* **WHAT YOU NEED TO DO**:
Check each line of the records below and collect those that include the word "Skutečnost".

* **RECORDS TO PROCESS**:
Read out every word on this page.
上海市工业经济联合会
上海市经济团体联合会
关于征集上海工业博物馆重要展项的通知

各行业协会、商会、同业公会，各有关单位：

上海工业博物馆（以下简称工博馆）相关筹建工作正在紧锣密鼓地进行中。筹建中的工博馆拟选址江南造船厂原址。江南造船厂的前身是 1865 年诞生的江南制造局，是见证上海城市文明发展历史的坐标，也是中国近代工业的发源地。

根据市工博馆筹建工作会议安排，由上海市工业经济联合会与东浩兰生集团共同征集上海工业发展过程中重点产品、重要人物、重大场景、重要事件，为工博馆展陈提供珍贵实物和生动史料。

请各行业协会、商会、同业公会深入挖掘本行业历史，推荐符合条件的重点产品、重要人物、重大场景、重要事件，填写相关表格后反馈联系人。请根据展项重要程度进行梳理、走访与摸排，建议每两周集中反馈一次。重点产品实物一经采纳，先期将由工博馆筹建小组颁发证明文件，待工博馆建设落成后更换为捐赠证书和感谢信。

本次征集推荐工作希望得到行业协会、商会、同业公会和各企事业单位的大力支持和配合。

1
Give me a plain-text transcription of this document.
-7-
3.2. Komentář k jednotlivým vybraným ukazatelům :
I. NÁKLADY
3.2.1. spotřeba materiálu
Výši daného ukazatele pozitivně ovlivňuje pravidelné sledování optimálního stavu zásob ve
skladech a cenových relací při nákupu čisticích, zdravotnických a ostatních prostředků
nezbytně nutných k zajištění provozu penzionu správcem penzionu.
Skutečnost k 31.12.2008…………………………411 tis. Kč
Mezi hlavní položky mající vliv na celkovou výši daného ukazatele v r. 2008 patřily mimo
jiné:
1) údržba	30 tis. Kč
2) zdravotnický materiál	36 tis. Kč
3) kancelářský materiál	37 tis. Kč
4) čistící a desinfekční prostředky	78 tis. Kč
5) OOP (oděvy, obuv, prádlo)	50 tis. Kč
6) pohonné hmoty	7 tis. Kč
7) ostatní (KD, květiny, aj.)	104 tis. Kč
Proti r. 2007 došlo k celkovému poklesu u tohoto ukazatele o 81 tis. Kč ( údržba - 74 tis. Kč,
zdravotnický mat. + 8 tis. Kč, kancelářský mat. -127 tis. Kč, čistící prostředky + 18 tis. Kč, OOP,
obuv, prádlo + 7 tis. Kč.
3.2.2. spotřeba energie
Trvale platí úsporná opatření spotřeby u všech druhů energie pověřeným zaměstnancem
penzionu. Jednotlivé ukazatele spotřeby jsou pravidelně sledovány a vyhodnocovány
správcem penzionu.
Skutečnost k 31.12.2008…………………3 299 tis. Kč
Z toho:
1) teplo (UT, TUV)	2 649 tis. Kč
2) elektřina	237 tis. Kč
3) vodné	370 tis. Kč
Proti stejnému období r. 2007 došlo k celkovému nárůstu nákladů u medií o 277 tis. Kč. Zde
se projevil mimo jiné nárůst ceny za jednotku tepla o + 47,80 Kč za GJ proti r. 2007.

* **SOLUTION TO THE PROBLEM**:
Skutečnost k 31.12.2008…………………………411 tis. Kč
Skutečnost k 31.12.2008…………………3 299 tis. Kč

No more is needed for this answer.